Description of the task:
Go through the entries and say how many lines contain the string "изделия". The number is the whole answer.

Source data:
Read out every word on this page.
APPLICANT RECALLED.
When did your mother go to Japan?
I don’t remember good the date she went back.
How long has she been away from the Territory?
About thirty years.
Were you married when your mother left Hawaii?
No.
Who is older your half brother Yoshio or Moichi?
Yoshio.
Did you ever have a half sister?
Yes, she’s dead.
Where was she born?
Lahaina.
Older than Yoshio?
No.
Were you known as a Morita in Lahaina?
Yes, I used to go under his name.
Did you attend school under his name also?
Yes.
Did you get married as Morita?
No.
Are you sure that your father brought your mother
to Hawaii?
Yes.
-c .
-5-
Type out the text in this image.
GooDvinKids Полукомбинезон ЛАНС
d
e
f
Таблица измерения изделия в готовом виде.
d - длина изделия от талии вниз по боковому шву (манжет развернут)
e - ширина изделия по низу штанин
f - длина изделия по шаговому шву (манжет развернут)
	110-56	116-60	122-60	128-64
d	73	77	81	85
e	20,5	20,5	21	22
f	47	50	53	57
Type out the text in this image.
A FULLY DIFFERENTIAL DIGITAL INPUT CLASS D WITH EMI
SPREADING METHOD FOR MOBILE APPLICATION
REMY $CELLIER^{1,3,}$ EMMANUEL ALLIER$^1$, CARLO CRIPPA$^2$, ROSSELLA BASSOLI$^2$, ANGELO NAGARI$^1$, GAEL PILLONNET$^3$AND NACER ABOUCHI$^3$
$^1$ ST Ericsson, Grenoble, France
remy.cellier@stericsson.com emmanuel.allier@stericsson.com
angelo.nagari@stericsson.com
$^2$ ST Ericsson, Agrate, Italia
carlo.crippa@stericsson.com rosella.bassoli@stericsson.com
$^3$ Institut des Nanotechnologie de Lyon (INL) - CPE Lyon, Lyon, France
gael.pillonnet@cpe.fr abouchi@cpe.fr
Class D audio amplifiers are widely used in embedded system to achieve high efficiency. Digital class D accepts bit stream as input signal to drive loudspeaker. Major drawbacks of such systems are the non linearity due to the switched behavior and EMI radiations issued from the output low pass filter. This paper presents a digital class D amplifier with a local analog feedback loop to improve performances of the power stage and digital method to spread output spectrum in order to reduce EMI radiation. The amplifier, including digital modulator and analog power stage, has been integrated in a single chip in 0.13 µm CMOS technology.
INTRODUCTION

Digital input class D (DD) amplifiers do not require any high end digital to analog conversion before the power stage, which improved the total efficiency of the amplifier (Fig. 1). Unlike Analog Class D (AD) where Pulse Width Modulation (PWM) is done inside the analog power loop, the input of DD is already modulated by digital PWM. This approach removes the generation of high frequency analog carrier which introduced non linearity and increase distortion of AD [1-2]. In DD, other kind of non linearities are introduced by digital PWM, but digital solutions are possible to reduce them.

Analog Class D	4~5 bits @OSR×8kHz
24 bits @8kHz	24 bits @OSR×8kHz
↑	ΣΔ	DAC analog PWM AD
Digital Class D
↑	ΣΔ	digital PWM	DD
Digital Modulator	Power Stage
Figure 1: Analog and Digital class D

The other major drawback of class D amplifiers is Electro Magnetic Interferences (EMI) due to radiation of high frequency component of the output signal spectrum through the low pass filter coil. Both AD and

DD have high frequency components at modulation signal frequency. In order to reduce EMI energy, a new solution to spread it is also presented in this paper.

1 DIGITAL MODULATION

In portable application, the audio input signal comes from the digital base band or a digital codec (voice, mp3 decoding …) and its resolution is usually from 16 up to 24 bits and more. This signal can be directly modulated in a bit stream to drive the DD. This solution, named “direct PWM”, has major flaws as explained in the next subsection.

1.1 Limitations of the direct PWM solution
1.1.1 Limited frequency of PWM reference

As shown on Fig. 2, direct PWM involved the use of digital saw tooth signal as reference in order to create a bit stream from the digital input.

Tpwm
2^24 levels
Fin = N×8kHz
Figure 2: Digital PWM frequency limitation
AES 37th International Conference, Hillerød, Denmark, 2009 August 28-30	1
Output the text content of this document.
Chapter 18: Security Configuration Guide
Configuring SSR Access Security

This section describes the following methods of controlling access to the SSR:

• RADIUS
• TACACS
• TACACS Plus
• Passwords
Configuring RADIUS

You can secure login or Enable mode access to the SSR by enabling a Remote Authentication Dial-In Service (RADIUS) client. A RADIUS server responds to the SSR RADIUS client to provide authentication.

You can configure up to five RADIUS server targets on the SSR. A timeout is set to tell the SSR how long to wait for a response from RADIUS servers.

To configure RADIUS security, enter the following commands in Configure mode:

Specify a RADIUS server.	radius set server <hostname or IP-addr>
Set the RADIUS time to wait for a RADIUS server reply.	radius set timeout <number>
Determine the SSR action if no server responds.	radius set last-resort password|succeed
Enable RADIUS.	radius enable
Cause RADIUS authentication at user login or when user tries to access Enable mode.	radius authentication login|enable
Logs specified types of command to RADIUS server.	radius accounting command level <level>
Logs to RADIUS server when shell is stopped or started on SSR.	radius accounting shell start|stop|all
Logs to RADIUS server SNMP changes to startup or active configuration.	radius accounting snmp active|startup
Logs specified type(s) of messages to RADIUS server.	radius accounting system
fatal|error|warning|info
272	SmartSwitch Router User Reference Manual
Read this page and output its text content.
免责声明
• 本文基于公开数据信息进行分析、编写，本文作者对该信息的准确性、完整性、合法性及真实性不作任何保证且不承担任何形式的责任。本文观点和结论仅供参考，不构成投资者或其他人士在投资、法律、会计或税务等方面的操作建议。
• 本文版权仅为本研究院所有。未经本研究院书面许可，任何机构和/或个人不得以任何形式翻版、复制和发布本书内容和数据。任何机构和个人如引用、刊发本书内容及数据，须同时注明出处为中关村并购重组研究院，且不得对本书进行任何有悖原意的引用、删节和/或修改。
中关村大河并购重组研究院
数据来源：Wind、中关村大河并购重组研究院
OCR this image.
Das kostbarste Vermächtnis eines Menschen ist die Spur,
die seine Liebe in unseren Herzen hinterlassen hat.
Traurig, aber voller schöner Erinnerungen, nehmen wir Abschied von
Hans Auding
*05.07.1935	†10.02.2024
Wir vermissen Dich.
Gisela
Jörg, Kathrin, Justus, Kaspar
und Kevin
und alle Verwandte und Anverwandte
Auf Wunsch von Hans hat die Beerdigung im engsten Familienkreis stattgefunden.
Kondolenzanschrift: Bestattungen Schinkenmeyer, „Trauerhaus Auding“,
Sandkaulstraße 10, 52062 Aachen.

Task output:
4